(SUPPLIED INFORMATION)
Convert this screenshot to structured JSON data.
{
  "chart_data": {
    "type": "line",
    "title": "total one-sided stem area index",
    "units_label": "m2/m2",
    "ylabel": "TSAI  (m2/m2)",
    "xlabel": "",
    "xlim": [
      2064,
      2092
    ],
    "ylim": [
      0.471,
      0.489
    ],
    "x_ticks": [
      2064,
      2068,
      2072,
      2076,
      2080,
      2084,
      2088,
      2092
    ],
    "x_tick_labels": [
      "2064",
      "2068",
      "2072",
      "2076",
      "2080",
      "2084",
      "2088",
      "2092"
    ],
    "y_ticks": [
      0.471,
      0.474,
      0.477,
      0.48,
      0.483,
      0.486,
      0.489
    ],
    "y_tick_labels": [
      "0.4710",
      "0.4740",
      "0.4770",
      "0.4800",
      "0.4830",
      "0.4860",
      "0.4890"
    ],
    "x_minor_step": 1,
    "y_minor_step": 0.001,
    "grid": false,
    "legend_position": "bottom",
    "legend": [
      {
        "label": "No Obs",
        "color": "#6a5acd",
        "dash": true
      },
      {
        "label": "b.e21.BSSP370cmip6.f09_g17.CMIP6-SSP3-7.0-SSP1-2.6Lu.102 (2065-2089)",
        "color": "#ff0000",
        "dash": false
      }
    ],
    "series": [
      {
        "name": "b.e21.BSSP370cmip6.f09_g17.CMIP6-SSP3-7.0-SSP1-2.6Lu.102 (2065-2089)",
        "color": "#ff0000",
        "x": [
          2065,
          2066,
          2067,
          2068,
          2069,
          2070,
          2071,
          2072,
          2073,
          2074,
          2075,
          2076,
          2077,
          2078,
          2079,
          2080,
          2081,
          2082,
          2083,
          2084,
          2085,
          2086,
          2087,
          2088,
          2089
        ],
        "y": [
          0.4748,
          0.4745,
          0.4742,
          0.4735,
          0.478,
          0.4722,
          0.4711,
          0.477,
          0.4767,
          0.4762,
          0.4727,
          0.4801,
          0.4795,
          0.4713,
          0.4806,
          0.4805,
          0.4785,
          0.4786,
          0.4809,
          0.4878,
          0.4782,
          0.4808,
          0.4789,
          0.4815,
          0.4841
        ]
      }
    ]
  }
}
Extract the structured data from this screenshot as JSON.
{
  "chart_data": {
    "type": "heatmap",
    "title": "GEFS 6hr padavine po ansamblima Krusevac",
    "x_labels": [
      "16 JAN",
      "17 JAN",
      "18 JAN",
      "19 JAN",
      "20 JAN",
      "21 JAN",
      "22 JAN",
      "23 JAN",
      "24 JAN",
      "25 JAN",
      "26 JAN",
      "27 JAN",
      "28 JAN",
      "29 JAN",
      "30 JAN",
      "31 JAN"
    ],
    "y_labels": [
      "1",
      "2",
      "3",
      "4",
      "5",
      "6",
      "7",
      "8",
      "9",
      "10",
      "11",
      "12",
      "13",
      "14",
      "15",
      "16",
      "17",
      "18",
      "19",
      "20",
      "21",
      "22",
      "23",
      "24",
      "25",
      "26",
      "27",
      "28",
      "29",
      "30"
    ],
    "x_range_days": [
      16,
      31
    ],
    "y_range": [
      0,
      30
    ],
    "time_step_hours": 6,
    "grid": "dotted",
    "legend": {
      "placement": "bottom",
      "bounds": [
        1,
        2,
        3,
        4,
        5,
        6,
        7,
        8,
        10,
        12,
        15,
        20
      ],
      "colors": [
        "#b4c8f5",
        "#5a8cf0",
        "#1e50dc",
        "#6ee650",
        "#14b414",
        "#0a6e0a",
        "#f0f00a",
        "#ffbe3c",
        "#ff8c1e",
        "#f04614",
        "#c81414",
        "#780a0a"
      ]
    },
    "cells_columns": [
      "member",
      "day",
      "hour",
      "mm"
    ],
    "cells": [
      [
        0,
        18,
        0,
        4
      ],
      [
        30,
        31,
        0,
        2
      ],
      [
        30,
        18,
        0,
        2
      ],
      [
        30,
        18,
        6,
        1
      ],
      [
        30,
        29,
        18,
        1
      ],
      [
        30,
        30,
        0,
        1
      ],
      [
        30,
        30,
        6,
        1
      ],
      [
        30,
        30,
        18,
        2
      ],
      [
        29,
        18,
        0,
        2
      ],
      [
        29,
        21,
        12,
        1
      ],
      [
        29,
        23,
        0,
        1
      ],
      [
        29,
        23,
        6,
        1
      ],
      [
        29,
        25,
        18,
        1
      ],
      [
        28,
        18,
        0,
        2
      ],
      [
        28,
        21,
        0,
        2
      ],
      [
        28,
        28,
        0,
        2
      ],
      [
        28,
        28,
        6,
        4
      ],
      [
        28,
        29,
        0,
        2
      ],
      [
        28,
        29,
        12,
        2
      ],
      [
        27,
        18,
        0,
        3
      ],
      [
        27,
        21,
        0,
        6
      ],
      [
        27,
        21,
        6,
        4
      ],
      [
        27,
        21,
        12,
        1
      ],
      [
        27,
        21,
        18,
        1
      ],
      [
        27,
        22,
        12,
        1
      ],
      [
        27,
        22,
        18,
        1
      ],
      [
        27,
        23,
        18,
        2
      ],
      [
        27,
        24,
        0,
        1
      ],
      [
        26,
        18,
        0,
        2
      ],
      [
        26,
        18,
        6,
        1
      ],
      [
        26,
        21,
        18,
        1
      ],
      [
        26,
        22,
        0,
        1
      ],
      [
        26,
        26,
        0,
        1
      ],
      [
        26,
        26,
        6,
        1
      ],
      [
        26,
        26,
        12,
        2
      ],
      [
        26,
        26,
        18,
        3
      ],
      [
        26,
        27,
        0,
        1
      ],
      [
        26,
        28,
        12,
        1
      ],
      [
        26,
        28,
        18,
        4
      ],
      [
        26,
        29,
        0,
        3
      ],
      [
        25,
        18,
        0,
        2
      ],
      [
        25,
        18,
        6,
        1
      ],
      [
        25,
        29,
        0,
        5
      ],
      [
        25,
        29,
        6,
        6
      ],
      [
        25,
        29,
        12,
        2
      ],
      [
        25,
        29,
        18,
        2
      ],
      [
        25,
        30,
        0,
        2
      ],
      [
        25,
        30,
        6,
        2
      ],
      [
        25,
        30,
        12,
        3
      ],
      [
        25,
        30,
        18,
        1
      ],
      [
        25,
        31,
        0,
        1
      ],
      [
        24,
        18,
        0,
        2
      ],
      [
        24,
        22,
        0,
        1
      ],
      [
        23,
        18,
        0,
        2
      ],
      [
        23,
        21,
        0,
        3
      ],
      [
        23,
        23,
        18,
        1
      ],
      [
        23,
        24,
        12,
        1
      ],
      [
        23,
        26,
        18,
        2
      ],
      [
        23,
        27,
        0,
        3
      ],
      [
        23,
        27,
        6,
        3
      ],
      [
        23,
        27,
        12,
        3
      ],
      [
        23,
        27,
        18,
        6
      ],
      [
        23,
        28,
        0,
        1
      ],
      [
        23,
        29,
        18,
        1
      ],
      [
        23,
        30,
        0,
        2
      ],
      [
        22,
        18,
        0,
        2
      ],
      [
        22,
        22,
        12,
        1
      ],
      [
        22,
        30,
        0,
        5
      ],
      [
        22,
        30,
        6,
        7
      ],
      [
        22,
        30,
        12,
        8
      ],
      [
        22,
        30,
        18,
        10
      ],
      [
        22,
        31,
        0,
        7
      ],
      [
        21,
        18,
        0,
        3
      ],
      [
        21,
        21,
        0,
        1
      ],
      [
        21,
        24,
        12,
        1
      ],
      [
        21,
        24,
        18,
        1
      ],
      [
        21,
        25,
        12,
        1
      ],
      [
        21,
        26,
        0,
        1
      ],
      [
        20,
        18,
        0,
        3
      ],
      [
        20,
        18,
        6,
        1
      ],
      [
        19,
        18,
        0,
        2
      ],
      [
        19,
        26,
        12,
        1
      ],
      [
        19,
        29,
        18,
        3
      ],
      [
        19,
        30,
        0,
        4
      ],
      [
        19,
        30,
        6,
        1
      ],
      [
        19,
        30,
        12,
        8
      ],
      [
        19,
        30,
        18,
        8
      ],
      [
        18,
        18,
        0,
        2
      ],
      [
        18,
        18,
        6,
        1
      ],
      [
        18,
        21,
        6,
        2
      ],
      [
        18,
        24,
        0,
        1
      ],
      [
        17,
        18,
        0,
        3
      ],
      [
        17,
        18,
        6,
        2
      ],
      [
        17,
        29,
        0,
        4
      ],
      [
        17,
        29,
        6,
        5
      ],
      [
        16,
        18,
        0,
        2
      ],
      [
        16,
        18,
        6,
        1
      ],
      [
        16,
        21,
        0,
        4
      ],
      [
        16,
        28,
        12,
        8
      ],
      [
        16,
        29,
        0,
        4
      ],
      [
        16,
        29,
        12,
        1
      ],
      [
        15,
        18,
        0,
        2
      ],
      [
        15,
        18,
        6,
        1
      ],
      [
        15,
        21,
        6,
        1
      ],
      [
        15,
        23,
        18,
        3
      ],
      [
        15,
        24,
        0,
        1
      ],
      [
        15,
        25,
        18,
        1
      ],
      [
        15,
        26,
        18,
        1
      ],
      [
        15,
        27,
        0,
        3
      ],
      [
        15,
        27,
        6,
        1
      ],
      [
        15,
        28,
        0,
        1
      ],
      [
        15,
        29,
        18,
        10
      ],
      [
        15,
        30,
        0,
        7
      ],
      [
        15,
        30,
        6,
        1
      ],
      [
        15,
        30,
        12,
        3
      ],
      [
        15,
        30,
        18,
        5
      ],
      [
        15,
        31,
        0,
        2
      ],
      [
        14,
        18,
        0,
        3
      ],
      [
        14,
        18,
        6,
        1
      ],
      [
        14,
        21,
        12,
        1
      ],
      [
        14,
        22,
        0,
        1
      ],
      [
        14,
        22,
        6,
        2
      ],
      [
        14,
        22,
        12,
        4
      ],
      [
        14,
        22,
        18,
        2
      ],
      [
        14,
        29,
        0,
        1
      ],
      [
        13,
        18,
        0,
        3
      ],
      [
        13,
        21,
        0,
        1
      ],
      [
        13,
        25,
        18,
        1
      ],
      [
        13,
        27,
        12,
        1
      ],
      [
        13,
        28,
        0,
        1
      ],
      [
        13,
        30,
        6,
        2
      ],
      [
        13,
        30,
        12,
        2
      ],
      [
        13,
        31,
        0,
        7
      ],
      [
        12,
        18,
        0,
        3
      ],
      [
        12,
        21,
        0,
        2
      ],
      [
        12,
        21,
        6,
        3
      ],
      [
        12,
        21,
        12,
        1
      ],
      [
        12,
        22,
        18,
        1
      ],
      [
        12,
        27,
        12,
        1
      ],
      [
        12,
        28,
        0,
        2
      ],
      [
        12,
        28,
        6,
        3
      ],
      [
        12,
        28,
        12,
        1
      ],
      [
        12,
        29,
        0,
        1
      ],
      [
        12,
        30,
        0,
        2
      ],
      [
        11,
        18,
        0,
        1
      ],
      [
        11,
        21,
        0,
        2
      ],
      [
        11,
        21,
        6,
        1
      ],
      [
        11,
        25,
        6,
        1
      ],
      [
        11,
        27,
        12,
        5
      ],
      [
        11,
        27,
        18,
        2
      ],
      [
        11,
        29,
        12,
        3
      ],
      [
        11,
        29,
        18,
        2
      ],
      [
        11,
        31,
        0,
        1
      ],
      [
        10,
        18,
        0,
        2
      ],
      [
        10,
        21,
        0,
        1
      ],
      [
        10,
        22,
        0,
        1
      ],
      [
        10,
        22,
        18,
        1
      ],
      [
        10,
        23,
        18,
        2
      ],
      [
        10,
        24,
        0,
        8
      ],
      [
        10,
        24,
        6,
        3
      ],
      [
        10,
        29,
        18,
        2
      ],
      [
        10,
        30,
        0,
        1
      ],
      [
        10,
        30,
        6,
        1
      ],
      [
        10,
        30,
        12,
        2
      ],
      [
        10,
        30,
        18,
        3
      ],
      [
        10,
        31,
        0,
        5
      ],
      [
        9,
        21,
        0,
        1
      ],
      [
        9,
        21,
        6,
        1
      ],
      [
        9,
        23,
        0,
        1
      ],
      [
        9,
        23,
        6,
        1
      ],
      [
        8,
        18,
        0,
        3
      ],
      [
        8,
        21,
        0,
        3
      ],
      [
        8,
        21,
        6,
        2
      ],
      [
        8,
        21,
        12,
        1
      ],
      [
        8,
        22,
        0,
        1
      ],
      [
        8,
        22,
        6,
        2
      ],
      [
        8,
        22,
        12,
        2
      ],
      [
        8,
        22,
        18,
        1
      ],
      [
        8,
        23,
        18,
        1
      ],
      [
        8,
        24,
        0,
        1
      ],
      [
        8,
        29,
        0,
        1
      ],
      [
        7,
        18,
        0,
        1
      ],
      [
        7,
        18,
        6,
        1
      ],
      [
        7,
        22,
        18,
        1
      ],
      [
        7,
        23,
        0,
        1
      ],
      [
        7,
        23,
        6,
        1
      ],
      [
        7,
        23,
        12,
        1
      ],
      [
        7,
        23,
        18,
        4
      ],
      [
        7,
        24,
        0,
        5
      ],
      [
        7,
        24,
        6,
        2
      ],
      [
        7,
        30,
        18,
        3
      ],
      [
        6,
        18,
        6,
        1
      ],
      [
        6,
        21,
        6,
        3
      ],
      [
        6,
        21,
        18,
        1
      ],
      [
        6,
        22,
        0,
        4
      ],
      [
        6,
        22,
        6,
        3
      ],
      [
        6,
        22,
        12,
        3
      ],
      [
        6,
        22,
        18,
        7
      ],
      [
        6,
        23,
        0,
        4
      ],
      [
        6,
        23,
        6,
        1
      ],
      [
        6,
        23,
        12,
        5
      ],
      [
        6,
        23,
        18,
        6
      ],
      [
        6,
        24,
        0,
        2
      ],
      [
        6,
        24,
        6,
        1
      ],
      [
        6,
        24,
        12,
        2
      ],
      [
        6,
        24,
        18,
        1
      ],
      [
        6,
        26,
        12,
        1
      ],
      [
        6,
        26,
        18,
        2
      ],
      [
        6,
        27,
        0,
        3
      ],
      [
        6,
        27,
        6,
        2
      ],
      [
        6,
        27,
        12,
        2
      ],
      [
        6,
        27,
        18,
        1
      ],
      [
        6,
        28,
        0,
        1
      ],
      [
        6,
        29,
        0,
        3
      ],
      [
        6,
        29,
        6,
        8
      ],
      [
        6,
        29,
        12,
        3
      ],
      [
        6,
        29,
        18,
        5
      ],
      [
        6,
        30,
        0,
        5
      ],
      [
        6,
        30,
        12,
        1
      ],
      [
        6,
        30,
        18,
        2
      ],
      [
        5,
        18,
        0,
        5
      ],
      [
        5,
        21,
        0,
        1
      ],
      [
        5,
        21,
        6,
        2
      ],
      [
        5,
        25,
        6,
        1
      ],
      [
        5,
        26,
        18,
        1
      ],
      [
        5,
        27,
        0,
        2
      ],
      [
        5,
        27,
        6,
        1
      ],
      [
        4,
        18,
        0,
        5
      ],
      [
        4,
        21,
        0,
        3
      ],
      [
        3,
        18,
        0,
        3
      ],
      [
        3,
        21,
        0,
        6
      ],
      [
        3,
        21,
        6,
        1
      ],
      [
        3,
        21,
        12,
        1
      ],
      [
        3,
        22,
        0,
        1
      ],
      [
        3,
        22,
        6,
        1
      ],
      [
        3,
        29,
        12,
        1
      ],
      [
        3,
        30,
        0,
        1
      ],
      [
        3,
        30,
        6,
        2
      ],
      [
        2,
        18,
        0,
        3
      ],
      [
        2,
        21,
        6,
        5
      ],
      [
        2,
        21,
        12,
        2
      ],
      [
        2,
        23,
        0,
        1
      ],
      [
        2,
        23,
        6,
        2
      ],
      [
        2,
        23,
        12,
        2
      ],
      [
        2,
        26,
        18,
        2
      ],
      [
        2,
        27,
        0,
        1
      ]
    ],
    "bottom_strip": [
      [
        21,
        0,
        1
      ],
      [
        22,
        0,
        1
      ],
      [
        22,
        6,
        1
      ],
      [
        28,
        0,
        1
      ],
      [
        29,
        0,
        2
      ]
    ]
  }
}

(TASK OBJECTIVE) From the material above, copy each line that includes the word "this".

(WRITTEN RESPONSE)
Convert this screenshot to structured JSON data.
Extract the structured data from this screenshot as JSON.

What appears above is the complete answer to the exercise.